***** Supplied records *****
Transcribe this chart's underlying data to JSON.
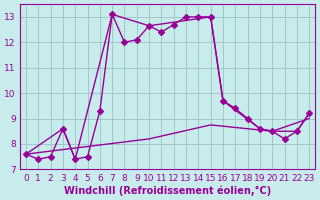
{
  "xlabel": "Windchill (Refroidissement éolien,°C)",
  "bg_color": "#c8ecec",
  "grid_color": "#a0c8c8",
  "line_color": "#990099",
  "xlim": [
    -0.5,
    23.5
  ],
  "ylim": [
    7.0,
    13.5
  ],
  "yticks": [
    7,
    8,
    9,
    10,
    11,
    12,
    13
  ],
  "xticks": [
    0,
    1,
    2,
    3,
    4,
    5,
    6,
    7,
    8,
    9,
    10,
    11,
    12,
    13,
    14,
    15,
    16,
    17,
    18,
    19,
    20,
    21,
    22,
    23
  ],
  "series1_x": [
    0,
    1,
    2,
    3,
    4,
    5,
    6,
    7,
    8,
    9,
    10,
    11,
    12,
    13,
    14,
    15,
    16,
    17,
    18,
    19,
    20,
    21,
    22,
    23
  ],
  "series1_y": [
    7.6,
    7.4,
    7.5,
    8.6,
    7.4,
    7.5,
    9.3,
    13.1,
    12.0,
    12.1,
    12.65,
    12.4,
    12.7,
    13.0,
    13.0,
    13.0,
    9.7,
    9.4,
    9.0,
    8.6,
    8.5,
    8.2,
    8.5,
    9.2
  ],
  "series2_x": [
    0,
    3,
    4,
    7,
    10,
    15,
    16,
    19,
    20,
    22,
    23
  ],
  "series2_y": [
    7.6,
    8.6,
    7.4,
    13.1,
    12.65,
    13.0,
    9.7,
    8.6,
    8.5,
    8.5,
    9.2
  ],
  "series3_x": [
    0,
    5,
    10,
    15,
    20,
    23
  ],
  "series3_y": [
    7.6,
    7.9,
    8.2,
    8.75,
    8.5,
    9.0
  ],
  "marker_size": 3,
  "line_width": 1.0,
  "xlabel_fontsize": 7,
  "tick_fontsize": 6.5
}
*****
• [The problem]: Retype the records exactly. Any image in them should not appear in what you write.

• [Solution for this task]:
Transcribe this chart's underlying data to JSON.
{
  "xlabel": "Windchill (Refroidissement éolien,°C)",
  "bg_color": "#c8ecec",
  "grid_color": "#a0c8c8",
  "line_color": "#990099",
  "xlim": [
    -0.5,
    23.5
  ],
  "ylim": [
    7.0,
    13.5
  ],
  "yticks": [
    7,
    8,
    9,
    10,
    11,
    12,
    13
  ],
  "xticks": [
    0,
    1,
    2,
    3,
    4,
    5,
    6,
    7,
    8,
    9,
    10,
    11,
    12,
    13,
    14,
    15,
    16,
    17,
    18,
    19,
    20,
    21,
    22,
    23
  ],
  "series1_x": [
    0,
    1,
    2,
    3,
    4,
    5,
    6,
    7,
    8,
    9,
    10,
    11,
    12,
    13,
    14,
    15,
    16,
    17,
    18,
    19,
    20,
    21,
    22,
    23
  ],
  "series1_y": [
    7.6,
    7.4,
    7.5,
    8.6,
    7.4,
    7.5,
    9.3,
    13.1,
    12.0,
    12.1,
    12.65,
    12.4,
    12.7,
    13.0,
    13.0,
    13.0,
    9.7,
    9.4,
    9.0,
    8.6,
    8.5,
    8.2,
    8.5,
    9.2
  ],
  "series2_x": [
    0,
    3,
    4,
    7,
    10,
    15,
    16,
    19,
    20,
    22,
    23
  ],
  "series2_y": [
    7.6,
    8.6,
    7.4,
    13.1,
    12.65,
    13.0,
    9.7,
    8.6,
    8.5,
    8.5,
    9.2
  ],
  "series3_x": [
    0,
    5,
    10,
    15,
    20,
    23
  ],
  "series3_y": [
    7.6,
    7.9,
    8.2,
    8.75,
    8.5,
    9.0
  ],
  "marker_size": 3,
  "line_width": 1.0,
  "xlabel_fontsize": 7,
  "tick_fontsize": 6.5
}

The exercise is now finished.